■ **INSTRUCTIONS TO FOLLOW**:
Wherever the string "ylabel" appears in the listing, copy that line.
DATASET ENTRIES start
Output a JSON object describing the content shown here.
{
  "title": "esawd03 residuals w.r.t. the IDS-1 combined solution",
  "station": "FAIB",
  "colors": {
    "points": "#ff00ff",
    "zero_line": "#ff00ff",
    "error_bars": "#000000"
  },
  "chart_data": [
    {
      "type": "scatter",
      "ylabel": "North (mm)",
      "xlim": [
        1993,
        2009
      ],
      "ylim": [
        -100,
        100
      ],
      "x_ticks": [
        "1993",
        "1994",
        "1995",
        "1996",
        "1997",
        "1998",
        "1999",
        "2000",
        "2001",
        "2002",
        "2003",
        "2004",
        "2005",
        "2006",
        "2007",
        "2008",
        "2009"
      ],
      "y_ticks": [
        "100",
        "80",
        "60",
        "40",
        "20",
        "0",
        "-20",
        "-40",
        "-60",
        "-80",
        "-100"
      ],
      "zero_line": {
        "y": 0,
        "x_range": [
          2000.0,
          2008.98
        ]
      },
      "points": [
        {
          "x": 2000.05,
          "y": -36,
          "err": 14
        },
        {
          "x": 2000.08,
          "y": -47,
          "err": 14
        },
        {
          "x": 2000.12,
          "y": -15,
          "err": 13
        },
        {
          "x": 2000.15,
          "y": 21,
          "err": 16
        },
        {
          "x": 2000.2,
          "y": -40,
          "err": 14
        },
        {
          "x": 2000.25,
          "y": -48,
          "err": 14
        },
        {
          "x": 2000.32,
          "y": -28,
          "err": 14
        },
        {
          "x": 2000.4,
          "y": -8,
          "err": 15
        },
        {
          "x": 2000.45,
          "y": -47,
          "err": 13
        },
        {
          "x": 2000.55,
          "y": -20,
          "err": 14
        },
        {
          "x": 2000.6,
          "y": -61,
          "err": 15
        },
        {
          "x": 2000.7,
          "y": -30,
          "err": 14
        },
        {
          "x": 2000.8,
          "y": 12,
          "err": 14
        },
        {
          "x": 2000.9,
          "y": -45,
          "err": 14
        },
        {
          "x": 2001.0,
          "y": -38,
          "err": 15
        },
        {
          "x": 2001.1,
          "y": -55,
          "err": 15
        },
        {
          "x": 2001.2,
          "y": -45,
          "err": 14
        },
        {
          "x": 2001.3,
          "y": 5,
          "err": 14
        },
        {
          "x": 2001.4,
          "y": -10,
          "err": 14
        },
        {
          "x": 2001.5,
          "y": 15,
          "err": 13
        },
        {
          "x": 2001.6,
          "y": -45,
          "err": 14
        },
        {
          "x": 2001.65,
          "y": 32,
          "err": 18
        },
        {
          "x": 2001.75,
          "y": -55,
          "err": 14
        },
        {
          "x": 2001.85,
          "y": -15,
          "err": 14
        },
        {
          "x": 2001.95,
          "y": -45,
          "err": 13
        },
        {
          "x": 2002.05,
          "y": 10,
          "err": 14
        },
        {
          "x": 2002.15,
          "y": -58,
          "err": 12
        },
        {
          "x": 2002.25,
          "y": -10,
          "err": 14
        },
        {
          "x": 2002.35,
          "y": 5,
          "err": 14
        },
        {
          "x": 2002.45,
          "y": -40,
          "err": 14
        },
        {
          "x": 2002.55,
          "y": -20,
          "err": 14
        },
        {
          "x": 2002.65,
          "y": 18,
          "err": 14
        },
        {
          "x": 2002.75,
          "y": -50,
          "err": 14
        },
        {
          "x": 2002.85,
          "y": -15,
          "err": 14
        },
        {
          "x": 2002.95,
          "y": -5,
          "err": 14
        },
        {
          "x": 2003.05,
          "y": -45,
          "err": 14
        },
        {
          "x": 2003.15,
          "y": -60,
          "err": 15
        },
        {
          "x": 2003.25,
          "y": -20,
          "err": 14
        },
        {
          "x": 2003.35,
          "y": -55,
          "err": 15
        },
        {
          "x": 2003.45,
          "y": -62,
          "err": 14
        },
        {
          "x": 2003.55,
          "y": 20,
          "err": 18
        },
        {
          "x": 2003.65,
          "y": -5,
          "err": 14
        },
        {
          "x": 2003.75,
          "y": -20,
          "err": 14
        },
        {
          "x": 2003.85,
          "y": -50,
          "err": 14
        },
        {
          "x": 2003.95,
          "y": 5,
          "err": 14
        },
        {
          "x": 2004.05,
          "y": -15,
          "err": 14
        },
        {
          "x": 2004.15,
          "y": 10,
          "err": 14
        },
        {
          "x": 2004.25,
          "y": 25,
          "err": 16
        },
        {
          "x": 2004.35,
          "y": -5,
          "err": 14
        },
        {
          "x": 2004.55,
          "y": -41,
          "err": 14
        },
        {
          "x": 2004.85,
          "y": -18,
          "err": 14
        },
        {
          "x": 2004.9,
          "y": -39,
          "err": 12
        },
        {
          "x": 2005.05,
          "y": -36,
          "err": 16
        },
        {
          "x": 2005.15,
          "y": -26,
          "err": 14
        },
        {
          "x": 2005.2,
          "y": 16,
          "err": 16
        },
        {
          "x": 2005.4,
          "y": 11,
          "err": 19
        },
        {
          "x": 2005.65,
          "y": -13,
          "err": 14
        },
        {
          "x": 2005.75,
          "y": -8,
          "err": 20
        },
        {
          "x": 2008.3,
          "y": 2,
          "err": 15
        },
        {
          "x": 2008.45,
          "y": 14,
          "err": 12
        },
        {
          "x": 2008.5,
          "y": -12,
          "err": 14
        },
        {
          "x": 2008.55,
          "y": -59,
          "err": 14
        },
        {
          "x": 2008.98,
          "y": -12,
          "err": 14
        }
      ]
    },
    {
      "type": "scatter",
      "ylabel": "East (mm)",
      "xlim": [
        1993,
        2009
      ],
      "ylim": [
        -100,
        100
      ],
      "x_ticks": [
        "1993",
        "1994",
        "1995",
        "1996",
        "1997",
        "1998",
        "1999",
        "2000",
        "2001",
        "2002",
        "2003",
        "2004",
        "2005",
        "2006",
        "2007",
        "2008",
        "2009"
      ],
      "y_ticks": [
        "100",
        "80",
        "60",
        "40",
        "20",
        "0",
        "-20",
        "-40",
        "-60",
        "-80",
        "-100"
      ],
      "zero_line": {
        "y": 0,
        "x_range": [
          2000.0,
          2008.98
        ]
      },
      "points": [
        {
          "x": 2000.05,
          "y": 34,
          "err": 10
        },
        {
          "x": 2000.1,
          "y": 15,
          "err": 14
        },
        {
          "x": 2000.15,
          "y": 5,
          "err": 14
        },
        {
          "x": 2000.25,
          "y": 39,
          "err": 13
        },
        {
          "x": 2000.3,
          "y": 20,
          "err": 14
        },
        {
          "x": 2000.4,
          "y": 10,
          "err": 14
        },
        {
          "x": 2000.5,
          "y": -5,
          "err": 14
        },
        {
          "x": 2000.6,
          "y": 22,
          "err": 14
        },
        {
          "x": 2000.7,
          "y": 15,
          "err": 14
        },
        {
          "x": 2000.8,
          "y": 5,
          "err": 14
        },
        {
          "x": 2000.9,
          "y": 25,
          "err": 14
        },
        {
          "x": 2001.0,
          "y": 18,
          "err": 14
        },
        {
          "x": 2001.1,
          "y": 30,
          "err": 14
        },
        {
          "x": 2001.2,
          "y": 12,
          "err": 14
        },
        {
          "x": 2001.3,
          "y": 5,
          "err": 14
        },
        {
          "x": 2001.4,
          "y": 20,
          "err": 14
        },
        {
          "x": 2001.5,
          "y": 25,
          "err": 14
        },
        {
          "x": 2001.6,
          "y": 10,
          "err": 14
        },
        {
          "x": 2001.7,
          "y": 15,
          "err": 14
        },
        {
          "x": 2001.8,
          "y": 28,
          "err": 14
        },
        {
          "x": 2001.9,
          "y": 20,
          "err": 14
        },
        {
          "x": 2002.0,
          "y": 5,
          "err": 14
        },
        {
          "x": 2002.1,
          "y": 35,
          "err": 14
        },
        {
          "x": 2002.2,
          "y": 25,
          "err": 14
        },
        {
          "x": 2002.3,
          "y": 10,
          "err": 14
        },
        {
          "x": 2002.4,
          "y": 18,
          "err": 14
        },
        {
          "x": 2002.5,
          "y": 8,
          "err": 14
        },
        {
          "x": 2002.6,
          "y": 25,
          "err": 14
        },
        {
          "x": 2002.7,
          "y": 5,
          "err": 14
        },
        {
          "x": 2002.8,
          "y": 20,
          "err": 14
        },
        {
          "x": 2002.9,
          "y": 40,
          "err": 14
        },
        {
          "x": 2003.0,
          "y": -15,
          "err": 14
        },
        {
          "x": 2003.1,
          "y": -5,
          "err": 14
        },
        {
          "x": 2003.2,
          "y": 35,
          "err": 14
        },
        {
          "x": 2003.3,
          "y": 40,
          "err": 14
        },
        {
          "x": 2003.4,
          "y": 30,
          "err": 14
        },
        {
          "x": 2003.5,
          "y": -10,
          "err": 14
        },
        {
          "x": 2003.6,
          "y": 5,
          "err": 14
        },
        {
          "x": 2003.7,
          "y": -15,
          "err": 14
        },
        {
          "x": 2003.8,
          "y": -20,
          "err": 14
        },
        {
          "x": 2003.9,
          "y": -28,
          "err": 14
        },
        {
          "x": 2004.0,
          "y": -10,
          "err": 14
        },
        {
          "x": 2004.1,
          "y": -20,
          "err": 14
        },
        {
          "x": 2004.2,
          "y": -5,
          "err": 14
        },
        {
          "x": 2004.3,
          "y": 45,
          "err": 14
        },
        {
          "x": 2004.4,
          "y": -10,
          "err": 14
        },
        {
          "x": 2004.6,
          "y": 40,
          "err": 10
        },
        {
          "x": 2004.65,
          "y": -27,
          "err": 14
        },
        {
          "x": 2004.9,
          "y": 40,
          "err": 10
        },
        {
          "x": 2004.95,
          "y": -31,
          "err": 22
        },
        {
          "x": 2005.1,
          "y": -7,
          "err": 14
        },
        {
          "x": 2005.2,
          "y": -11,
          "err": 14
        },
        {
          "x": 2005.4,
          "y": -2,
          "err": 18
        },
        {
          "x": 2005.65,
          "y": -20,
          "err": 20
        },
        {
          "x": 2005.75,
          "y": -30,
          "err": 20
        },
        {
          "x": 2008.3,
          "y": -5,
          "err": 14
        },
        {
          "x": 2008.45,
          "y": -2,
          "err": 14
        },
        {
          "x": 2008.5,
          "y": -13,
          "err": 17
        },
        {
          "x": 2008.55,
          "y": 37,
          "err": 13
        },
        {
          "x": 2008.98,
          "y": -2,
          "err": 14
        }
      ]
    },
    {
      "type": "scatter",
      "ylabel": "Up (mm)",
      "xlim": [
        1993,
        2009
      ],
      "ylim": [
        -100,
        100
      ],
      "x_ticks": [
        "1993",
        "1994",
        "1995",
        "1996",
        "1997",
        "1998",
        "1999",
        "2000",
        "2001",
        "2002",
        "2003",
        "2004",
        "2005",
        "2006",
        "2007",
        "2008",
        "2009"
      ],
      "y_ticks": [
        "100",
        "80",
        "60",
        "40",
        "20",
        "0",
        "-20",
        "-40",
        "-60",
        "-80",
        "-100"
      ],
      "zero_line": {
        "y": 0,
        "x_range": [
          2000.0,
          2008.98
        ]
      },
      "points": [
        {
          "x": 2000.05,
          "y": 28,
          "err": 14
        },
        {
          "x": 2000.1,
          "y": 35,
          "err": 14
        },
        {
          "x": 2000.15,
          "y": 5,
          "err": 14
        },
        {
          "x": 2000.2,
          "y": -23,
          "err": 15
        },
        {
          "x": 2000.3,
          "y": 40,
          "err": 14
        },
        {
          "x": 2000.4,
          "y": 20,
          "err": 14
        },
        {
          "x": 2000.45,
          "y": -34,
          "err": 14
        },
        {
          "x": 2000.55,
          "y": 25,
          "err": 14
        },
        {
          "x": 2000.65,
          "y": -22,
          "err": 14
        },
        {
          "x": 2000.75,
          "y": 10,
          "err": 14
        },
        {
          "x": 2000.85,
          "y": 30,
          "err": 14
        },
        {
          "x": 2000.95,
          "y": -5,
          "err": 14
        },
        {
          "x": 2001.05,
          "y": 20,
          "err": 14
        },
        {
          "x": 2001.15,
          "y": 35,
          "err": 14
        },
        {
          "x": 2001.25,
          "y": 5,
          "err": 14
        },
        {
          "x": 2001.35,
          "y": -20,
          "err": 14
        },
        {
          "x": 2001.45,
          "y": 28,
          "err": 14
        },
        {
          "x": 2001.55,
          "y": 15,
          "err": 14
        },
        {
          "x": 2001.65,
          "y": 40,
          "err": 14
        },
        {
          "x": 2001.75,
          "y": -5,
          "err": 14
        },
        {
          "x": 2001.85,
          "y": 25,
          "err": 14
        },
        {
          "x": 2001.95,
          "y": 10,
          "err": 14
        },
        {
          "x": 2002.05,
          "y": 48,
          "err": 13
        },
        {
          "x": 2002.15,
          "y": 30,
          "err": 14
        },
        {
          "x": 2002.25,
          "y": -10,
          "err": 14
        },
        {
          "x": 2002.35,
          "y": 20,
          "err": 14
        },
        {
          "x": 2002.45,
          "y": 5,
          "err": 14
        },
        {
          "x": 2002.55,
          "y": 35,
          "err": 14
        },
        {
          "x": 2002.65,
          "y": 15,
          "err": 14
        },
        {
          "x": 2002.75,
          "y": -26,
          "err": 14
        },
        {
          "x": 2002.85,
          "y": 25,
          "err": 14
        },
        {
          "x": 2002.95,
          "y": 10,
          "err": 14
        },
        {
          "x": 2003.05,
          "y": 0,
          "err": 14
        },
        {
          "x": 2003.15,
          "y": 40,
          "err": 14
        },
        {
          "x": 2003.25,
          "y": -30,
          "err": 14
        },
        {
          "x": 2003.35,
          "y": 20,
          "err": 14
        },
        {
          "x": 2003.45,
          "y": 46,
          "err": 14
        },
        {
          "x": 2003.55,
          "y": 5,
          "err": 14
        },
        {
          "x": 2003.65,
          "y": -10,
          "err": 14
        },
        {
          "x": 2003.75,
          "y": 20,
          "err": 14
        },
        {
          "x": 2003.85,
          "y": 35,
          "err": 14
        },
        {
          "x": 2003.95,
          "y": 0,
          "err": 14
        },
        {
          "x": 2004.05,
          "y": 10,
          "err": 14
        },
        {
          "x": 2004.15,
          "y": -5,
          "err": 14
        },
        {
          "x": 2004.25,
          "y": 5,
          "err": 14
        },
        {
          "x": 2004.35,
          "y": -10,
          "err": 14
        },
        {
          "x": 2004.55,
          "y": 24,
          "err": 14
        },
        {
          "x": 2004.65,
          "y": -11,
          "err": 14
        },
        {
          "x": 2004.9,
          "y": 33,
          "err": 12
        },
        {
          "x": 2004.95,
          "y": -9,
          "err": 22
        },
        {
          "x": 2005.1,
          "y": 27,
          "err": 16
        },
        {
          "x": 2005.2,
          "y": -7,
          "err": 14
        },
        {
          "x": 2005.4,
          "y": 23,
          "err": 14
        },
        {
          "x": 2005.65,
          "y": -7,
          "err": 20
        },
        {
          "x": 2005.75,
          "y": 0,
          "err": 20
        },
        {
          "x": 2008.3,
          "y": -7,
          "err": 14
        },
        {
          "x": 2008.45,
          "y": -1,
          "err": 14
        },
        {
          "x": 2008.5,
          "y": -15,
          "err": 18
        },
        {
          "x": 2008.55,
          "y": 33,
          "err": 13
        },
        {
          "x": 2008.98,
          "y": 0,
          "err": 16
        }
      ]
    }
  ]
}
DATASET ENTRIES end
■ **RESULT BELOW**:
      "ylabel": "North (mm)",
      "ylabel": "East (mm)",
      "ylabel": "Up (mm)",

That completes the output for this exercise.